* **Problem requirements**
Work out how many lines hold the string "title". Give that number and nothing more.

Figure contents as structured data

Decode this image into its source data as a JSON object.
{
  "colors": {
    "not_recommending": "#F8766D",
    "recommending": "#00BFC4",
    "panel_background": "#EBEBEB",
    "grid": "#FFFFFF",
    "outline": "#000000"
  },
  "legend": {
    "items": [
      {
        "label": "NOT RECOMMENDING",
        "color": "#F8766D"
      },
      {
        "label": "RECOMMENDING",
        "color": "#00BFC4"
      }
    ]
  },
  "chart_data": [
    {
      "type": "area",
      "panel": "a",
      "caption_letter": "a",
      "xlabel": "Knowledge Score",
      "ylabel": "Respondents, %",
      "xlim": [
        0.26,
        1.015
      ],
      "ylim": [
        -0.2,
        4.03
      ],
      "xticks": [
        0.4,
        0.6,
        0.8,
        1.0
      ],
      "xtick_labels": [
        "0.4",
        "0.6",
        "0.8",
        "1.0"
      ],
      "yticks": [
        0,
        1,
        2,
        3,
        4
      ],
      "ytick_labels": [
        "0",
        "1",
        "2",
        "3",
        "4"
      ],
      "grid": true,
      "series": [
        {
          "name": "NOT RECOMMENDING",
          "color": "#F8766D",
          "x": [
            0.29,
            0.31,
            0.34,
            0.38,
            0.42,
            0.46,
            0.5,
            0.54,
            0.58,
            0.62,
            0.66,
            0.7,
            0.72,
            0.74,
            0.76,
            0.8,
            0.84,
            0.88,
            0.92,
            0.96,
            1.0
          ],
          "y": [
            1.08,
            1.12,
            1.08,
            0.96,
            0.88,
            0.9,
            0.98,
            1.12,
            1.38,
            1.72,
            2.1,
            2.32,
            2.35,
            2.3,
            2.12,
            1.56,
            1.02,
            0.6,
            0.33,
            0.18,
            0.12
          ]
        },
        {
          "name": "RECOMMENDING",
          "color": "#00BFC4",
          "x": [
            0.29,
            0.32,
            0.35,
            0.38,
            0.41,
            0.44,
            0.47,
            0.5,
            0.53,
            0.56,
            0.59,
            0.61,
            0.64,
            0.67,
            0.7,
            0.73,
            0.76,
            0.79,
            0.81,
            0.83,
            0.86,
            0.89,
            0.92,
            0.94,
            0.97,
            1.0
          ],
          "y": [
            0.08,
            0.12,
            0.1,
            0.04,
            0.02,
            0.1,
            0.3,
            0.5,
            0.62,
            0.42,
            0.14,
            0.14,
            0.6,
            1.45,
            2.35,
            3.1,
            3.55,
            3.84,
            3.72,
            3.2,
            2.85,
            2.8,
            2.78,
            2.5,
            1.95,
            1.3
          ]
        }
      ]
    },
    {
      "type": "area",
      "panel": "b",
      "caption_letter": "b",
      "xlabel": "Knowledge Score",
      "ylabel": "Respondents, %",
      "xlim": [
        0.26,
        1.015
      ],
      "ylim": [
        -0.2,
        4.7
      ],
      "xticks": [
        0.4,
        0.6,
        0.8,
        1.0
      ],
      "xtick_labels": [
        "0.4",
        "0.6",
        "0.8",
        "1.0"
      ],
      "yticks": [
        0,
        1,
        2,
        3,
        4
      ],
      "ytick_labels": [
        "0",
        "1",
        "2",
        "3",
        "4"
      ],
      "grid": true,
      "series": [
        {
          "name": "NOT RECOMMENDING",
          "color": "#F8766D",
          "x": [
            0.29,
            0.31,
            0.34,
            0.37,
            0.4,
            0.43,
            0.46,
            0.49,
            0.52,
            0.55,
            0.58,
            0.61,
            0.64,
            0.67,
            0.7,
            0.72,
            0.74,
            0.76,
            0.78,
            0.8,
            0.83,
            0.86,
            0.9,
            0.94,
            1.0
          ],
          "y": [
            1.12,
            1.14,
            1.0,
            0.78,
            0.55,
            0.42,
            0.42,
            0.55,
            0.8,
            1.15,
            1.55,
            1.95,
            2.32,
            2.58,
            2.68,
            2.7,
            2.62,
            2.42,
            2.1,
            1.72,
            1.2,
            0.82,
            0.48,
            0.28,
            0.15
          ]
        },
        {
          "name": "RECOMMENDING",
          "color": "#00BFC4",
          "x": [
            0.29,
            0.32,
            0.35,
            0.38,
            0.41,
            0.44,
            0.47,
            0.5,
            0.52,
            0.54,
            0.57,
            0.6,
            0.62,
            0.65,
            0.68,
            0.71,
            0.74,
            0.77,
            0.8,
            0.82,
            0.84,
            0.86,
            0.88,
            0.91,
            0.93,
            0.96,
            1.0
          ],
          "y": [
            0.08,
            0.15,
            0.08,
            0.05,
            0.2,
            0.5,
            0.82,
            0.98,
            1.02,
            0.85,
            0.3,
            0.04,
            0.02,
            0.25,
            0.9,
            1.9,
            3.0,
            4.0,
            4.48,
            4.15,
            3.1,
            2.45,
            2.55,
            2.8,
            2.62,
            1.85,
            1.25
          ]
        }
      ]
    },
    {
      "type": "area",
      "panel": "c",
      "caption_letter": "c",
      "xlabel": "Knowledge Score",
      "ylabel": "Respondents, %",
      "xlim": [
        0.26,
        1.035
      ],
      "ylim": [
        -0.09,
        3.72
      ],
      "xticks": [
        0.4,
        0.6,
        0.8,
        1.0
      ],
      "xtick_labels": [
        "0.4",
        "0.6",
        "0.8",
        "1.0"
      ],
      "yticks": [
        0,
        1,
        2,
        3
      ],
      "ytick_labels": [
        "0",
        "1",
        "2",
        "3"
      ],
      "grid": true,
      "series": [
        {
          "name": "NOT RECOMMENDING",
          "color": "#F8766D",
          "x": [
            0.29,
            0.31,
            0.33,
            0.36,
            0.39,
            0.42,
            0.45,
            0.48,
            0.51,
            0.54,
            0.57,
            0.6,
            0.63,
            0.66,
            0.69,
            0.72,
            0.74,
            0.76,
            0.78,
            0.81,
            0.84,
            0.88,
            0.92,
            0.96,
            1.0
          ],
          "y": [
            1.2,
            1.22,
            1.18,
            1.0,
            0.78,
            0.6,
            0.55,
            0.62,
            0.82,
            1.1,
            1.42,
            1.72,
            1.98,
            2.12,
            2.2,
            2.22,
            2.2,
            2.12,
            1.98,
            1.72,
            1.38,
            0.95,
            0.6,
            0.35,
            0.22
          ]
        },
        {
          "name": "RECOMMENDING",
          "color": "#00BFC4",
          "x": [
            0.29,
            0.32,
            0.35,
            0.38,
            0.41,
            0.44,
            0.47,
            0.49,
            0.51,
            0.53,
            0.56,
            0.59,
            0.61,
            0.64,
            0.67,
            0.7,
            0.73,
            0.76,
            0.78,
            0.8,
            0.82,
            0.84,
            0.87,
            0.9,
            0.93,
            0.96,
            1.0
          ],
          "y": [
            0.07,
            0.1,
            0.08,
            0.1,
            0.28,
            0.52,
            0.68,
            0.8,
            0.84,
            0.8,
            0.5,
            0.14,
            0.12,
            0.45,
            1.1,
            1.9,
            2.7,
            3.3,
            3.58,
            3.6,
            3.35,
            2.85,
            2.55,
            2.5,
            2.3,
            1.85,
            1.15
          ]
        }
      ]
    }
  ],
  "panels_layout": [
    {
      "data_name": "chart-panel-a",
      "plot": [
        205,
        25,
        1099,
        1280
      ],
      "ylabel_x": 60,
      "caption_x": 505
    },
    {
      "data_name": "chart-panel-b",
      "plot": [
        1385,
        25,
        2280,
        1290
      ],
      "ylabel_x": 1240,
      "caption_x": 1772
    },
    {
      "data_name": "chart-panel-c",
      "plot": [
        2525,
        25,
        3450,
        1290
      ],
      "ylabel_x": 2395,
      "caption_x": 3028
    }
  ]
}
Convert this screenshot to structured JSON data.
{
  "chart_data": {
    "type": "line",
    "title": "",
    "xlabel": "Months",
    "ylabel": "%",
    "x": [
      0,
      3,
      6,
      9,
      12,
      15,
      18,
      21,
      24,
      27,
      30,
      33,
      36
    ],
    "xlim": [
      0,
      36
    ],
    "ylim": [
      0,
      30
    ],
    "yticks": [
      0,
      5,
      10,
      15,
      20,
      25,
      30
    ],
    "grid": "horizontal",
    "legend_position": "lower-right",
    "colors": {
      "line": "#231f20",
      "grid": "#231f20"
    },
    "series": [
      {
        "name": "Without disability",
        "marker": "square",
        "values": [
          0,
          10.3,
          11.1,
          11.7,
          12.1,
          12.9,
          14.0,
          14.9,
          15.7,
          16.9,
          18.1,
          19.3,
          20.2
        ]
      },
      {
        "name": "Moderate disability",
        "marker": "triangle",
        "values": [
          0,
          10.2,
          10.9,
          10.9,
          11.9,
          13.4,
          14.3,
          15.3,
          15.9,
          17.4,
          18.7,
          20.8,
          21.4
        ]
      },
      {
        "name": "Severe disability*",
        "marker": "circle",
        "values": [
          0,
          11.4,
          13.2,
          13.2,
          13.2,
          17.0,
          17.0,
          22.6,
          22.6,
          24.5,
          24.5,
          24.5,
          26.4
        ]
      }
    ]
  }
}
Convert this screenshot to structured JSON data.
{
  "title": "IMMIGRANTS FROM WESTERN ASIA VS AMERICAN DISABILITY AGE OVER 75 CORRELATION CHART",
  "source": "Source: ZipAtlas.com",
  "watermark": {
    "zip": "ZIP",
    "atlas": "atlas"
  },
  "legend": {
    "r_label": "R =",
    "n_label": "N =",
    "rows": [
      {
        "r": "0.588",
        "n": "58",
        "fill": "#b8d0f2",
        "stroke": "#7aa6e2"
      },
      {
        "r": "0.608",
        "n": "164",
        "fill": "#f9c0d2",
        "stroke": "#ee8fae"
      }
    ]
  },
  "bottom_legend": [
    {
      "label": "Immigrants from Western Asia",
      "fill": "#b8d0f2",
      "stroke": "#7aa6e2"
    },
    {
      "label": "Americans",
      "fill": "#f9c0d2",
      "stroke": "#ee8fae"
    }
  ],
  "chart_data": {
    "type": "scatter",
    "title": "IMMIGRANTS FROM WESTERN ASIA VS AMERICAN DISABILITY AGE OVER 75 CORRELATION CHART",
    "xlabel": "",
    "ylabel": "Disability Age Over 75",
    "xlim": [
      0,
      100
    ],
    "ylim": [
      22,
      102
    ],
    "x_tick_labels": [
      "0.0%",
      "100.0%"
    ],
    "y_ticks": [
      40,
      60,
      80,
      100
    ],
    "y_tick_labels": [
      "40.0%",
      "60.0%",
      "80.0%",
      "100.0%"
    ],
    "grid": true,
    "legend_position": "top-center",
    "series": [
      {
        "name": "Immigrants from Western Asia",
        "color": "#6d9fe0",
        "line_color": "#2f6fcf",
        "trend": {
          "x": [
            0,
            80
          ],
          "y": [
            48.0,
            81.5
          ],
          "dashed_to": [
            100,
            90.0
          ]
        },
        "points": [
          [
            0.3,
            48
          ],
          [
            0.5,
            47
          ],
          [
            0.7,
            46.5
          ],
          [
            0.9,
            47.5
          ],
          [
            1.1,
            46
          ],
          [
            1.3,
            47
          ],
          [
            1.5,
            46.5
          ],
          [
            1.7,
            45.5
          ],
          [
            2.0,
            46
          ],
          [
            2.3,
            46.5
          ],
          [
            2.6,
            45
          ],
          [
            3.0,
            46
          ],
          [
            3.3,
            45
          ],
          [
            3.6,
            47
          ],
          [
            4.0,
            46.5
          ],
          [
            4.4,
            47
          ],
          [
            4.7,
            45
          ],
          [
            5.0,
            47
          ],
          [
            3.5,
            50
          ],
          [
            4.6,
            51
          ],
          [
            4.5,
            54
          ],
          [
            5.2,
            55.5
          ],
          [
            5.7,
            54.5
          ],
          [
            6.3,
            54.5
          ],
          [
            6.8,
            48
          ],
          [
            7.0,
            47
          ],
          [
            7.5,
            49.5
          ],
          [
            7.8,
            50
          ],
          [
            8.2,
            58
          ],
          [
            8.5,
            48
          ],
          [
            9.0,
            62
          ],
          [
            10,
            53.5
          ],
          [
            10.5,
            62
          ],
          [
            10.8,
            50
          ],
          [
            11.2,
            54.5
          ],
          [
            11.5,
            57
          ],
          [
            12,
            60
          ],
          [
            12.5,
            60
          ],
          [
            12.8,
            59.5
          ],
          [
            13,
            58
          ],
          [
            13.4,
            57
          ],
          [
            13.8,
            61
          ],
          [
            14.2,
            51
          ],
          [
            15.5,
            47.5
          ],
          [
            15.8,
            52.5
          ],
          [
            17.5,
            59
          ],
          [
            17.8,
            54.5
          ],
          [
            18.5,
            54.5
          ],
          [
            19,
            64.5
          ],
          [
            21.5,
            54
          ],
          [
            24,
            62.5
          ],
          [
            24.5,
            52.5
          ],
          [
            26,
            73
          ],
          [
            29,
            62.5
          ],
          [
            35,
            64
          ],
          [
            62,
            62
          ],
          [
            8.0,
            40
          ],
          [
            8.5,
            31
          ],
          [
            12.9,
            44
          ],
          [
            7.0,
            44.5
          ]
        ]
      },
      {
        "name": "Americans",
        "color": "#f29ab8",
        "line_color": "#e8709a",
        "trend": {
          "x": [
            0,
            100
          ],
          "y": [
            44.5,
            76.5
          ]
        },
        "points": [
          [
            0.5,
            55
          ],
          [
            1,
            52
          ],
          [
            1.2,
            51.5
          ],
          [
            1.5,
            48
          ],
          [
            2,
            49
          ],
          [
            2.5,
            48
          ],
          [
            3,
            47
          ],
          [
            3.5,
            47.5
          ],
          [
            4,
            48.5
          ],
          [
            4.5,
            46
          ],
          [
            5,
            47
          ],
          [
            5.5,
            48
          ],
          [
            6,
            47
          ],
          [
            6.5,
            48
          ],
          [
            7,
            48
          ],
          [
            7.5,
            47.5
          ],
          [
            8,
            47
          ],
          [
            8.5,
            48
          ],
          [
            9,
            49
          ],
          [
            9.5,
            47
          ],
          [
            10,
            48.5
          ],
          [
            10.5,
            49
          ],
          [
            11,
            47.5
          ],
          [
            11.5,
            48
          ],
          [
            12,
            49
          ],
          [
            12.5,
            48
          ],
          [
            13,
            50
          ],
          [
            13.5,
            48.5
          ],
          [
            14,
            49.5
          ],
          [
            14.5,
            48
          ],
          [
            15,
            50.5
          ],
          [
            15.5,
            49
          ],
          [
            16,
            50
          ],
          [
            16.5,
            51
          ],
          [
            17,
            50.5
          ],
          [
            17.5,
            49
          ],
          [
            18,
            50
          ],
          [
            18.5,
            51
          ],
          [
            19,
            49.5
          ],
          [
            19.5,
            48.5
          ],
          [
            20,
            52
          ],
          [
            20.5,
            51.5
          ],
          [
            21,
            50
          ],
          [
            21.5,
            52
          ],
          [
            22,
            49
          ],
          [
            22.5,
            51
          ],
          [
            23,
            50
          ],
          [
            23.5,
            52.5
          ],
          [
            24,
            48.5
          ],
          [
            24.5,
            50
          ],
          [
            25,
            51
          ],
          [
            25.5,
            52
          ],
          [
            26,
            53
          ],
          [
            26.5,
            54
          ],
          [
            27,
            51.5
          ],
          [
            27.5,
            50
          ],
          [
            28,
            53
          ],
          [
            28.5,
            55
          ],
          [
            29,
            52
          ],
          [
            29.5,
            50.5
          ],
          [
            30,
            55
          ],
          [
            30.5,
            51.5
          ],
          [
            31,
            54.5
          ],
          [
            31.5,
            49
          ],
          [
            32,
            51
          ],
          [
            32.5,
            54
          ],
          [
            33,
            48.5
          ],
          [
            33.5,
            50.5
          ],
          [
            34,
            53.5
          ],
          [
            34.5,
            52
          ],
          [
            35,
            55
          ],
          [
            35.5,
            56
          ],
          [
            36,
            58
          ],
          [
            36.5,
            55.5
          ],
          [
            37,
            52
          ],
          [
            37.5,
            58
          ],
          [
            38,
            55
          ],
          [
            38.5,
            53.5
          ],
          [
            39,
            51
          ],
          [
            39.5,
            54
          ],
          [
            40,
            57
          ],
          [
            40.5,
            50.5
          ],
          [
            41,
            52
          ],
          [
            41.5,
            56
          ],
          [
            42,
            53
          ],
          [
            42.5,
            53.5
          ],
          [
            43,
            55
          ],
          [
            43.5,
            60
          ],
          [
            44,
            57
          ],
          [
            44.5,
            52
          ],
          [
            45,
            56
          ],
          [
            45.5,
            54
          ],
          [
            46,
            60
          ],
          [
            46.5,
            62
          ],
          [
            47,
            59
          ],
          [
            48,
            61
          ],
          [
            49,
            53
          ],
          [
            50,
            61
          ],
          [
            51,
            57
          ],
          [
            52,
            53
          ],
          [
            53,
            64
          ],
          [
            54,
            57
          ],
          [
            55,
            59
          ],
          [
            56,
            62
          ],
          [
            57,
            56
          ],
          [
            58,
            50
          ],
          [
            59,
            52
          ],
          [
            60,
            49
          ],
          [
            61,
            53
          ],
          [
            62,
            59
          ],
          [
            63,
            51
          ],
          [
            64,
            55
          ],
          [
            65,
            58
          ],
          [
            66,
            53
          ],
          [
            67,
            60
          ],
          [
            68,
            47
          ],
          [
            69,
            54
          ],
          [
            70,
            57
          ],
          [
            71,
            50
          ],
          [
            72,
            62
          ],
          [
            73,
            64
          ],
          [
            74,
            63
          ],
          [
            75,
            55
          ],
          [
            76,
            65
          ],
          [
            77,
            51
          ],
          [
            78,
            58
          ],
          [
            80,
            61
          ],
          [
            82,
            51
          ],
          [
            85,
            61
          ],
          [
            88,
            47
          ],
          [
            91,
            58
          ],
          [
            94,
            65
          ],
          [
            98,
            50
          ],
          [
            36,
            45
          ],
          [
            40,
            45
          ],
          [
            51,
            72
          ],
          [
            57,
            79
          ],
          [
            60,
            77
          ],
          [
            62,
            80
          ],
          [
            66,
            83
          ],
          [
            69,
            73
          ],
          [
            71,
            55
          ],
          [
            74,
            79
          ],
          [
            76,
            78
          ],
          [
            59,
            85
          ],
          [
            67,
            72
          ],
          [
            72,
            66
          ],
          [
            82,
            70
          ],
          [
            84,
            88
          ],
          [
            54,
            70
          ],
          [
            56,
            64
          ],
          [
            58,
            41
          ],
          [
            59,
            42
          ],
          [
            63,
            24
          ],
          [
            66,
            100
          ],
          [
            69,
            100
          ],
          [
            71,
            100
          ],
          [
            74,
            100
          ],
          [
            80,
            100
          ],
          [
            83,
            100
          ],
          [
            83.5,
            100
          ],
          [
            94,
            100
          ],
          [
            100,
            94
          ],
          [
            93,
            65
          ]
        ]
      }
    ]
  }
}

* **Written answer**
3